((

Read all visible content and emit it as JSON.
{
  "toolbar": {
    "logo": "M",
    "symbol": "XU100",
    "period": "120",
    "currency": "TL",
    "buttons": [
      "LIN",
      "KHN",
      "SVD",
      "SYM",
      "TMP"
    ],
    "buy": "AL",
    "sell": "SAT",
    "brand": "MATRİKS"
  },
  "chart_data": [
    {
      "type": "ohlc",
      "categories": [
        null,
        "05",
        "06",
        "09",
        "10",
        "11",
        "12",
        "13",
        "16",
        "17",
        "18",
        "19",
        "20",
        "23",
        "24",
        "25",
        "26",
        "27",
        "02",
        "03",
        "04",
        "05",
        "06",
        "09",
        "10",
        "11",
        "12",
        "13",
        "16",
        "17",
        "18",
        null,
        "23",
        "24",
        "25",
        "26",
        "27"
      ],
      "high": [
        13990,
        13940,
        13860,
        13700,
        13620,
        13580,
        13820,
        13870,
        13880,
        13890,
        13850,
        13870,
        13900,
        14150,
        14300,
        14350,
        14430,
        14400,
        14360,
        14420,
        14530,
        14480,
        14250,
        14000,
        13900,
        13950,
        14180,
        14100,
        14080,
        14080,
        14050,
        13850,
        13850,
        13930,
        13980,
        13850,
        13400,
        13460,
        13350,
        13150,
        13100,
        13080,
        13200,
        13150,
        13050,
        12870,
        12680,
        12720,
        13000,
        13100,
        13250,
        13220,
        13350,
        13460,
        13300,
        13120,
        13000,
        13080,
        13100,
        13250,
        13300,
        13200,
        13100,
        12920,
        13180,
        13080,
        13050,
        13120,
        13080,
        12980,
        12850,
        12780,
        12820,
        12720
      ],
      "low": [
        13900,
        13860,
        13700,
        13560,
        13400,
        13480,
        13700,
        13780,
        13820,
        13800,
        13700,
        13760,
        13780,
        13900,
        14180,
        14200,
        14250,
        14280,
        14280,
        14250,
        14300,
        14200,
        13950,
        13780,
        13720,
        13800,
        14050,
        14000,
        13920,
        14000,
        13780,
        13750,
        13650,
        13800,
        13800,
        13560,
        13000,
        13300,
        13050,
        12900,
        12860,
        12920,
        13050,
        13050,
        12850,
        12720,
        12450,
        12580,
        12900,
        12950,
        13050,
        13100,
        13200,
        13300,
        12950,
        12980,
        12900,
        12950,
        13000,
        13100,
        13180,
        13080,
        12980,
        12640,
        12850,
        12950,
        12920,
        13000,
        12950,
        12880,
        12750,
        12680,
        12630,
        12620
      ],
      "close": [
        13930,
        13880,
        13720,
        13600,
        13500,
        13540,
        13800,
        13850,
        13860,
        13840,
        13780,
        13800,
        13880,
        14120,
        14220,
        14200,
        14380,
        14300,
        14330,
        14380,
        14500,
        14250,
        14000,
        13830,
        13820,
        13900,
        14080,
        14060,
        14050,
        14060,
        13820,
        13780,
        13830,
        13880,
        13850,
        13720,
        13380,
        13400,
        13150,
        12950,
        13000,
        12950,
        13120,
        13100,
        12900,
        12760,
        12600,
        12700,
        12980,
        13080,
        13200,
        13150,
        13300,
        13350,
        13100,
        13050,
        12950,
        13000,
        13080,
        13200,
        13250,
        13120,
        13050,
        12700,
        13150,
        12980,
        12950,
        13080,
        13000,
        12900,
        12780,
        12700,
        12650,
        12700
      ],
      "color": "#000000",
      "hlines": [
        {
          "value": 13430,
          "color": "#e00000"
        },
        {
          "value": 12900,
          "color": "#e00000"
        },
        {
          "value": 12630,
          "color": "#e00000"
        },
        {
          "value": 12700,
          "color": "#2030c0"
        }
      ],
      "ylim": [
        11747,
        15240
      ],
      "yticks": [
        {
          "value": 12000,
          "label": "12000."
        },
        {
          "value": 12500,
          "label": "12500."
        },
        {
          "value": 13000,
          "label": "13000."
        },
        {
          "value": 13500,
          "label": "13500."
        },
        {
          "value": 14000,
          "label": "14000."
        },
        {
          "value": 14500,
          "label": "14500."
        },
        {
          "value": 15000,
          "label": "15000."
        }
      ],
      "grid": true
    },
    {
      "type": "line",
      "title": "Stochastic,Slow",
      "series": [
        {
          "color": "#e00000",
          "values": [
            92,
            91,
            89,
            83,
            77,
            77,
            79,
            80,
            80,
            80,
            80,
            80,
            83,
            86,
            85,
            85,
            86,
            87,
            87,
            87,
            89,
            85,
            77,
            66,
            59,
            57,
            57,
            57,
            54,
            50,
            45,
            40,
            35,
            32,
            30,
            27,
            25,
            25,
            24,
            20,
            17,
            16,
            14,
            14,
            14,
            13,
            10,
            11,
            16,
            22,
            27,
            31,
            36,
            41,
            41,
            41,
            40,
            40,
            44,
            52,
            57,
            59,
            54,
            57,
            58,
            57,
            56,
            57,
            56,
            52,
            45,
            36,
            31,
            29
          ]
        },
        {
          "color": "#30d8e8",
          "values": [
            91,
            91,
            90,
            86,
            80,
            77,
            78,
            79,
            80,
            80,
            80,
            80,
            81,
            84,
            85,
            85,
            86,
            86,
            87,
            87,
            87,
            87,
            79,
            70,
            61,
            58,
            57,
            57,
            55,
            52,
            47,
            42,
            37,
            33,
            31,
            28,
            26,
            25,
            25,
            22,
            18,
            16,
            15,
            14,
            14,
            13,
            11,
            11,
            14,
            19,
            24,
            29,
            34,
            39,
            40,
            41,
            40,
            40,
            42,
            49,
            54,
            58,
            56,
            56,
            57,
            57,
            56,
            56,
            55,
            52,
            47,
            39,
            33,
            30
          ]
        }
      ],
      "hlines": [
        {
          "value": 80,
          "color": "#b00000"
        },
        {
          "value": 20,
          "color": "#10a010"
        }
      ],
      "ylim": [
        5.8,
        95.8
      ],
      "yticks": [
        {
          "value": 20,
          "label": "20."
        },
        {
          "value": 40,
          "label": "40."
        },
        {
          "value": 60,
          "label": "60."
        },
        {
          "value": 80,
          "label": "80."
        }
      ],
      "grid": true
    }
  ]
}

))

What you should do ▸ Print every entry exactly as written.

Solution to this task ▸
Read all visible content and emit it as JSON.
{
  "toolbar": {
    "logo": "M",
    "symbol": "XU100",
    "period": "120",
    "currency": "TL",
    "buttons": [
      "LIN",
      "KHN",
      "SVD",
      "SYM",
      "TMP"
    ],
    "buy": "AL",
    "sell": "SAT",
    "brand": "MATRİKS"
  },
  "chart_data": [
    {
      "type": "ohlc",
      "categories": [
        null,
        "05",
        "06",
        "09",
        "10",
        "11",
        "12",
        "13",
        "16",
        "17",
        "18",
        "19",
        "20",
        "23",
        "24",
        "25",
        "26",
        "27",
        "02",
        "03",
        "04",
        "05",
        "06",
        "09",
        "10",
        "11",
        "12",
        "13",
        "16",
        "17",
        "18",
        null,
        "23",
        "24",
        "25",
        "26",
        "27"
      ],
      "high": [
        13990,
        13940,
        13860,
        13700,
        13620,
        13580,
        13820,
        13870,
        13880,
        13890,
        13850,
        13870,
        13900,
        14150,
        14300,
        14350,
        14430,
        14400,
        14360,
        14420,
        14530,
        14480,
        14250,
        14000,
        13900,
        13950,
        14180,
        14100,
        14080,
        14080,
        14050,
        13850,
        13850,
        13930,
        13980,
        13850,
        13400,
        13460,
        13350,
        13150,
        13100,
        13080,
        13200,
        13150,
        13050,
        12870,
        12680,
        12720,
        13000,
        13100,
        13250,
        13220,
        13350,
        13460,
        13300,
        13120,
        13000,
        13080,
        13100,
        13250,
        13300,
        13200,
        13100,
        12920,
        13180,
        13080,
        13050,
        13120,
        13080,
        12980,
        12850,
        12780,
        12820,
        12720
      ],
      "low": [
        13900,
        13860,
        13700,
        13560,
        13400,
        13480,
        13700,
        13780,
        13820,
        13800,
        13700,
        13760,
        13780,
        13900,
        14180,
        14200,
        14250,
        14280,
        14280,
        14250,
        14300,
        14200,
        13950,
        13780,
        13720,
        13800,
        14050,
        14000,
        13920,
        14000,
        13780,
        13750,
        13650,
        13800,
        13800,
        13560,
        13000,
        13300,
        13050,
        12900,
        12860,
        12920,
        13050,
        13050,
        12850,
        12720,
        12450,
        12580,
        12900,
        12950,
        13050,
        13100,
        13200,
        13300,
        12950,
        12980,
        12900,
        12950,
        13000,
        13100,
        13180,
        13080,
        12980,
        12640,
        12850,
        12950,
        12920,
        13000,
        12950,
        12880,
        12750,
        12680,
        12630,
        12620
      ],
      "close": [
        13930,
        13880,
        13720,
        13600,
        13500,
        13540,
        13800,
        13850,
        13860,
        13840,
        13780,
        13800,
        13880,
        14120,
        14220,
        14200,
        14380,
        14300,
        14330,
        14380,
        14500,
        14250,
        14000,
        13830,
        13820,
        13900,
        14080,
        14060,
        14050,
        14060,
        13820,
        13780,
        13830,
        13880,
        13850,
        13720,
        13380,
        13400,
        13150,
        12950,
        13000,
        12950,
        13120,
        13100,
        12900,
        12760,
        12600,
        12700,
        12980,
        13080,
        13200,
        13150,
        13300,
        13350,
        13100,
        13050,
        12950,
        13000,
        13080,
        13200,
        13250,
        13120,
        13050,
        12700,
        13150,
        12980,
        12950,
        13080,
        13000,
        12900,
        12780,
        12700,
        12650,
        12700
      ],
      "color": "#000000",
      "hlines": [
        {
          "value": 13430,
          "color": "#e00000"
        },
        {
          "value": 12900,
          "color": "#e00000"
        },
        {
          "value": 12630,
          "color": "#e00000"
        },
        {
          "value": 12700,
          "color": "#2030c0"
        }
      ],
      "ylim": [
        11747,
        15240
      ],
      "yticks": [
        {
          "value": 12000,
          "label": "12000."
        },
        {
          "value": 12500,
          "label": "12500."
        },
        {
          "value": 13000,
          "label": "13000."
        },
        {
          "value": 13500,
          "label": "13500."
        },
        {
          "value": 14000,
          "label": "14000."
        },
        {
          "value": 14500,
          "label": "14500."
        },
        {
          "value": 15000,
          "label": "15000."
        }
      ],
      "grid": true
    },
    {
      "type": "line",
      "title": "Stochastic,Slow",
      "series": [
        {
          "color": "#e00000",
          "values": [
            92,
            91,
            89,
            83,
            77,
            77,
            79,
            80,
            80,
            80,
            80,
            80,
            83,
            86,
            85,
            85,
            86,
            87,
            87,
            87,
            89,
            85,
            77,
            66,
            59,
            57,
            57,
            57,
            54,
            50,
            45,
            40,
            35,
            32,
            30,
            27,
            25,
            25,
            24,
            20,
            17,
            16,
            14,
            14,
            14,
            13,
            10,
            11,
            16,
            22,
            27,
            31,
            36,
            41,
            41,
            41,
            40,
            40,
            44,
            52,
            57,
            59,
            54,
            57,
            58,
            57,
            56,
            57,
            56,
            52,
            45,
            36,
            31,
            29
          ]
        },
        {
          "color": "#30d8e8",
          "values": [
            91,
            91,
            90,
            86,
            80,
            77,
            78,
            79,
            80,
            80,
            80,
            80,
            81,
            84,
            85,
            85,
            86,
            86,
            87,
            87,
            87,
            87,
            79,
            70,
            61,
            58,
            57,
            57,
            55,
            52,
            47,
            42,
            37,
            33,
            31,
            28,
            26,
            25,
            25,
            22,
            18,
            16,
            15,
            14,
            14,
            13,
            11,
            11,
            14,
            19,
            24,
            29,
            34,
            39,
            40,
            41,
            40,
            40,
            42,
            49,
            54,
            58,
            56,
            56,
            57,
            57,
            56,
            56,
            55,
            52,
            47,
            39,
            33,
            30
          ]
        }
      ],
      "hlines": [
        {
          "value": 80,
          "color": "#b00000"
        },
        {
          "value": 20,
          "color": "#10a010"
        }
      ],
      "ylim": [
        5.8,
        95.8
      ],
      "yticks": [
        {
          "value": 20,
          "label": "20."
        },
        {
          "value": 40,
          "label": "40."
        },
        {
          "value": 60,
          "label": "60."
        },
        {
          "value": 80,
          "label": "80."
        }
      ],
      "grid": true
    }
  ]
}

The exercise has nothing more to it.